Figure dataset records
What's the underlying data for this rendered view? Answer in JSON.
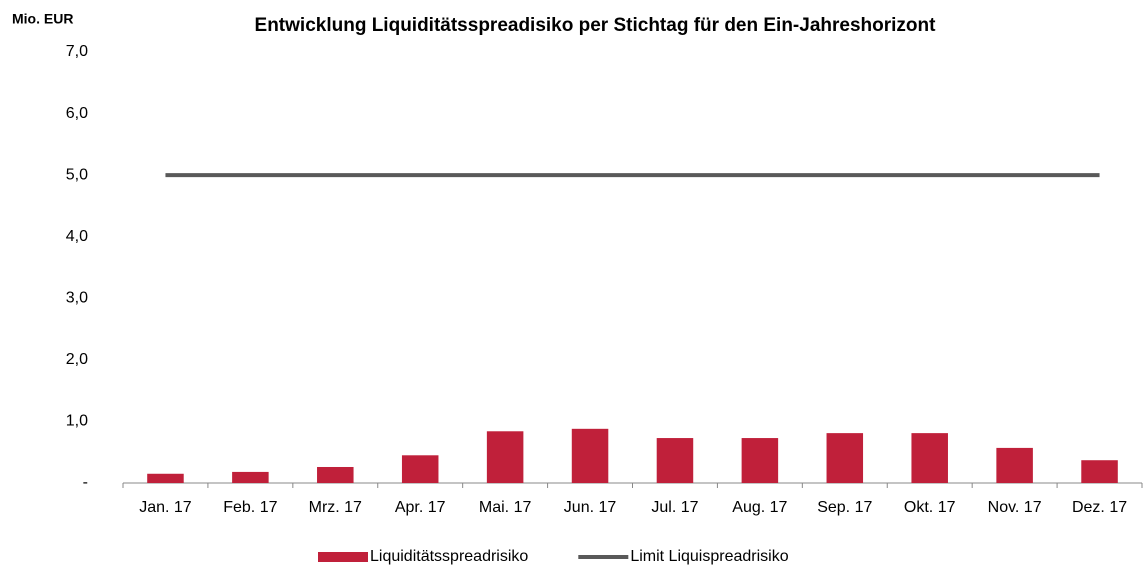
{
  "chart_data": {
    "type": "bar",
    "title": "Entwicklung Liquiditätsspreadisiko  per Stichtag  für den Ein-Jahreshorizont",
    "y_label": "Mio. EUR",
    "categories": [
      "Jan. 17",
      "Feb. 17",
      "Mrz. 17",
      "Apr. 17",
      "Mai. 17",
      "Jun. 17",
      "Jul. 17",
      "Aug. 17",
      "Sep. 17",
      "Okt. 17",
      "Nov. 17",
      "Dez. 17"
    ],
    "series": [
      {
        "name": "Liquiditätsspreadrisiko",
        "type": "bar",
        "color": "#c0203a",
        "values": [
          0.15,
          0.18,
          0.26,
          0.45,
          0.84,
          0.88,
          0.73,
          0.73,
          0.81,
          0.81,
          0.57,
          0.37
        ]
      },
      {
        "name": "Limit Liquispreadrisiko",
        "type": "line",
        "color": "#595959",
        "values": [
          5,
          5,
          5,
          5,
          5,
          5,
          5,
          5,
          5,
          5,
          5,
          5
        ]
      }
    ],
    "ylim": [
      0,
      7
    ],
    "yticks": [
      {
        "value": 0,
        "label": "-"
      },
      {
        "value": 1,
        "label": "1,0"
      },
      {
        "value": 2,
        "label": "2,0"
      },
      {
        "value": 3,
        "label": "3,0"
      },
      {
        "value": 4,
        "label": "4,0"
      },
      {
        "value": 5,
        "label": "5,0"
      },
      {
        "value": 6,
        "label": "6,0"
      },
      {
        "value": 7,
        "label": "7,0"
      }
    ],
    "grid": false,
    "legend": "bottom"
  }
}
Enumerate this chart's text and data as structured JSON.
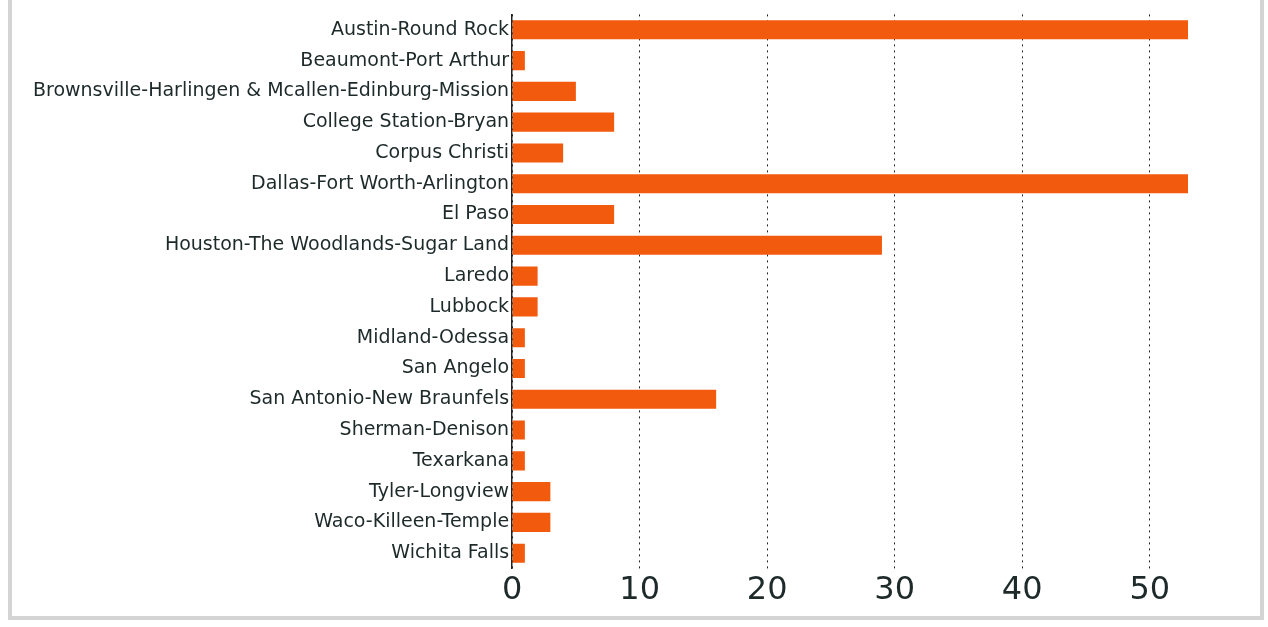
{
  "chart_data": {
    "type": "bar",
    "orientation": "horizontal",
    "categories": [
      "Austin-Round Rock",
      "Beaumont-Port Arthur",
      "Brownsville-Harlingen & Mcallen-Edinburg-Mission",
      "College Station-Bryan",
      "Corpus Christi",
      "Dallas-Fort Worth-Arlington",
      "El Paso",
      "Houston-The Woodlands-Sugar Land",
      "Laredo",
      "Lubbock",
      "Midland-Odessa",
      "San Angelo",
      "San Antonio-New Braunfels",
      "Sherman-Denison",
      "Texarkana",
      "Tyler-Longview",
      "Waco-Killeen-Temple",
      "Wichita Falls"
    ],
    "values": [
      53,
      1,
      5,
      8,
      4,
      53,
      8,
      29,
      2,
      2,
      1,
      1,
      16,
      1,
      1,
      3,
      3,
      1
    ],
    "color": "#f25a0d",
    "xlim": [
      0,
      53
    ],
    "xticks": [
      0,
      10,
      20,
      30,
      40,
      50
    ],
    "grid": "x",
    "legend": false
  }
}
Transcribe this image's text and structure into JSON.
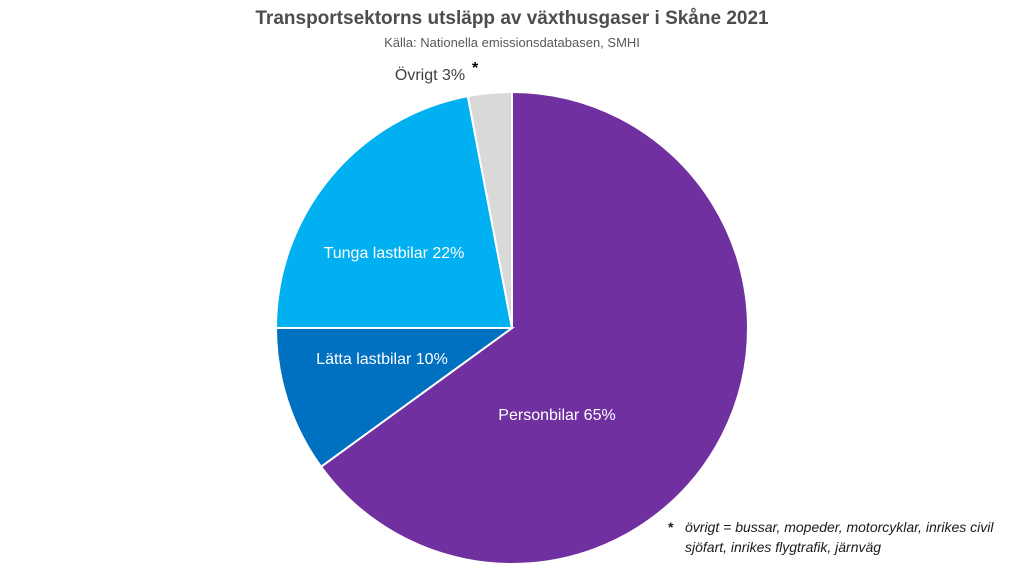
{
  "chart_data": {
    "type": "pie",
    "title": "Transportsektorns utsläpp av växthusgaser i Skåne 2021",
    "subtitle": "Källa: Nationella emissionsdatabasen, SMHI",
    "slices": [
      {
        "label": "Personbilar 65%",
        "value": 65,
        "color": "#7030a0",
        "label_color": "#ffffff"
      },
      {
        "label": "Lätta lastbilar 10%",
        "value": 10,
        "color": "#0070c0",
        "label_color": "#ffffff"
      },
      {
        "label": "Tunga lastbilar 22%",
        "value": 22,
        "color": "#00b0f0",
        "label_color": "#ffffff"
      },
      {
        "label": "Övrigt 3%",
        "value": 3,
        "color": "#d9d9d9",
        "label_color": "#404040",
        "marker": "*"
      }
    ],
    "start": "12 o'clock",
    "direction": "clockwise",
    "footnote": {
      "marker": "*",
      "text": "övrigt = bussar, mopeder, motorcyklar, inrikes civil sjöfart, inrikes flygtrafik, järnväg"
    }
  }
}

§ **Required work**
Transcribe the records verbatim and omit the images.

§ **The output**
What's the underlying data for this rendered view? Answer in JSON.
{
  "chart_data": {
    "type": "bar",
    "title": "Entwicklung Liquiditätsspreadisiko  per Stichtag  für den Ein-Jahreshorizont",
    "y_label": "Mio. EUR",
    "categories": [
      "Jan. 17",
      "Feb. 17",
      "Mrz. 17",
      "Apr. 17",
      "Mai. 17",
      "Jun. 17",
      "Jul. 17",
      "Aug. 17",
      "Sep. 17",
      "Okt. 17",
      "Nov. 17",
      "Dez. 17"
    ],
    "series": [
      {
        "name": "Liquiditätsspreadrisiko",
        "type": "bar",
        "color": "#c0203a",
        "values": [
          0.15,
          0.18,
          0.26,
          0.45,
          0.84,
          0.88,
          0.73,
          0.73,
          0.81,
          0.81,
          0.57,
          0.37
        ]
      },
      {
        "name": "Limit Liquispreadrisiko",
        "type": "line",
        "color": "#595959",
        "values": [
          5,
          5,
          5,
          5,
          5,
          5,
          5,
          5,
          5,
          5,
          5,
          5
        ]
      }
    ],
    "ylim": [
      0,
      7
    ],
    "yticks": [
      {
        "value": 0,
        "label": "-"
      },
      {
        "value": 1,
        "label": "1,0"
      },
      {
        "value": 2,
        "label": "2,0"
      },
      {
        "value": 3,
        "label": "3,0"
      },
      {
        "value": 4,
        "label": "4,0"
      },
      {
        "value": 5,
        "label": "5,0"
      },
      {
        "value": 6,
        "label": "6,0"
      },
      {
        "value": 7,
        "label": "7,0"
      }
    ],
    "grid": false,
    "legend": "bottom"
  }
}
Enumerate this chart's text and data as structured JSON.
{
  "chart_data": {
    "type": "bar",
    "orientation": "horizontal",
    "categories": [
      "Austin-Round Rock",
      "Beaumont-Port Arthur",
      "Brownsville-Harlingen & Mcallen-Edinburg-Mission",
      "College Station-Bryan",
      "Corpus Christi",
      "Dallas-Fort Worth-Arlington",
      "El Paso",
      "Houston-The Woodlands-Sugar Land",
      "Laredo",
      "Lubbock",
      "Midland-Odessa",
      "San Angelo",
      "San Antonio-New Braunfels",
      "Sherman-Denison",
      "Texarkana",
      "Tyler-Longview",
      "Waco-Killeen-Temple",
      "Wichita Falls"
    ],
    "values": [
      53,
      1,
      5,
      8,
      4,
      53,
      8,
      29,
      2,
      2,
      1,
      1,
      16,
      1,
      1,
      3,
      3,
      1
    ],
    "color": "#f25a0d",
    "xlim": [
      0,
      53
    ],
    "xticks": [
      0,
      10,
      20,
      30,
      40,
      50
    ],
    "grid": "x",
    "legend": false
  }
}
Transcribe this image's text and structure into JSON.
{
  "chart_data": {
    "type": "pie",
    "title": "Transportsektorns utsläpp av växthusgaser i Skåne 2021",
    "subtitle": "Källa: Nationella emissionsdatabasen, SMHI",
    "slices": [
      {
        "label": "Personbilar 65%",
        "value": 65,
        "color": "#7030a0",
        "label_color": "#ffffff"
      },
      {
        "label": "Lätta lastbilar 10%",
        "value": 10,
        "color": "#0070c0",
        "label_color": "#ffffff"
      },
      {
        "label": "Tunga lastbilar 22%",
        "value": 22,
        "color": "#00b0f0",
        "label_color": "#ffffff"
      },
      {
        "label": "Övrigt 3%",
        "value": 3,
        "color": "#d9d9d9",
        "label_color": "#404040",
        "marker": "*"
      }
    ],
    "start": "12 o'clock",
    "direction": "clockwise",
    "footnote": {
      "marker": "*",
      "text": "övrigt = bussar, mopeder, motorcyklar, inrikes civil sjöfart, inrikes flygtrafik, järnväg"
    }
  }
}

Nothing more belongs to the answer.